**Document section:**
+ + + + +

Description: Division into a fraction. (Contributed by NM, 31-Dec-2007)

		Ref	Expression
	Assertion	divdiv1	⊢ ( ( 𝐴 ∈ ℂ ∧ ( 𝐵 ∈ ℂ ∧ 𝐵 ≠ 0 ) ∧ ( 𝐶 ∈ ℂ ∧ 𝐶 ≠ 0 ) ) → ( ( 𝐴 / 𝐵 ) / 𝐶 ) = ( 𝐴 / ( 𝐵 · 𝐶 ) ) )

+ + + + +

**Recorded data:**
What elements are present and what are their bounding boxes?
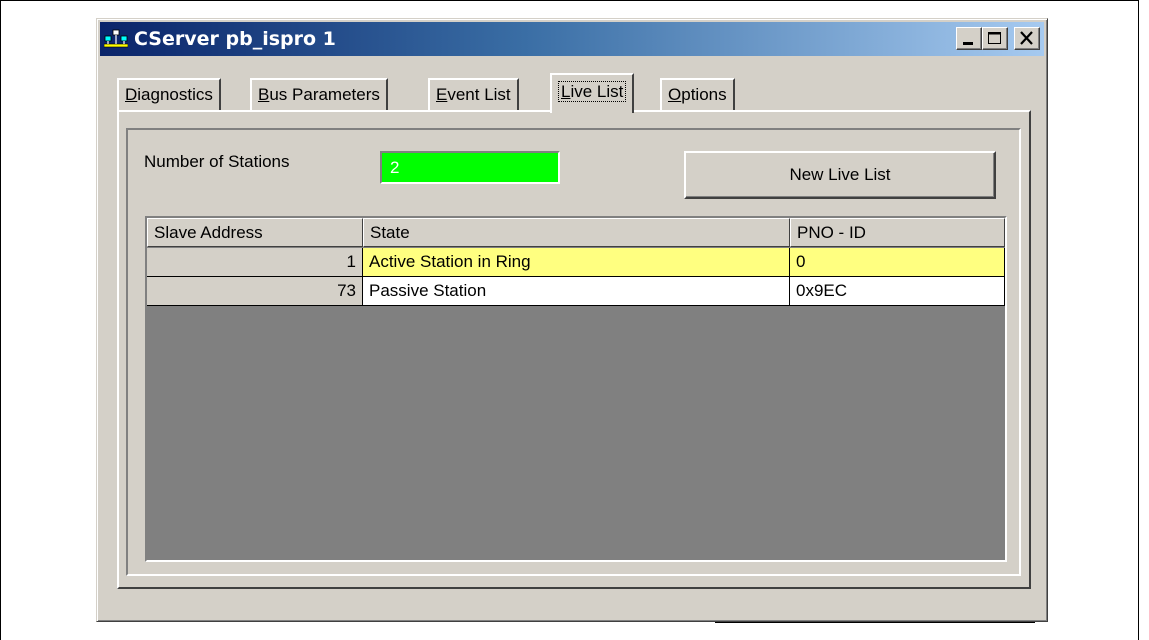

+ + + + +

**To do:**
A – Summarize the division theorem in two sentences.
B – Please continue the division theorem from its last line onward.
The lines have no connection to the division theorem.

**Answers for the tasks:**
A – The assertion divdiv1, contributed by NM on 31-Dec-2007, covers division into a fraction. It states that when A, B, and C are complex numbers and B and C are both nonzero, (A / B) / C equals A / (B · C).

B –
Proof

Step	Hyp	Ref	Expression
1		ax-1cn	⊢ 1 ∈ ℂ
2		ax-1ne0	⊢ 1 ≠ 0
3	1 2	pm3.2i	⊢ ( 1 ∈ ℂ ∧ 1 ≠ 0 )
4		divdivdiv	⊢ ( ( ( 𝐴 ∈ ℂ ∧ ( 𝐵 ∈ ℂ ∧ 𝐵 ≠ 0 ) ) ∧ ( ( 𝐶 ∈ ℂ ∧ 𝐶 ≠ 0 ) ∧ ( 1 ∈ ℂ ∧ 1 ≠ 0 ) ) ) → ( ( 𝐴 / 𝐵 ) / ( 𝐶 / 1 ) ) = ( ( 𝐴 · 1 ) / ( 𝐵 · 𝐶 ) ) )
5	3 4	mpanr2	⊢ ( ( ( 𝐴 ∈ ℂ ∧ ( 𝐵 ∈ ℂ ∧ 𝐵 ≠ 0 ) ) ∧ ( 𝐶 ∈ ℂ ∧ 𝐶 ≠ 0 ) ) → ( ( 𝐴 / 𝐵 ) / ( 𝐶 / 1 ) ) = ( ( 𝐴 · 1 ) / ( 𝐵 · 𝐶 ) ) )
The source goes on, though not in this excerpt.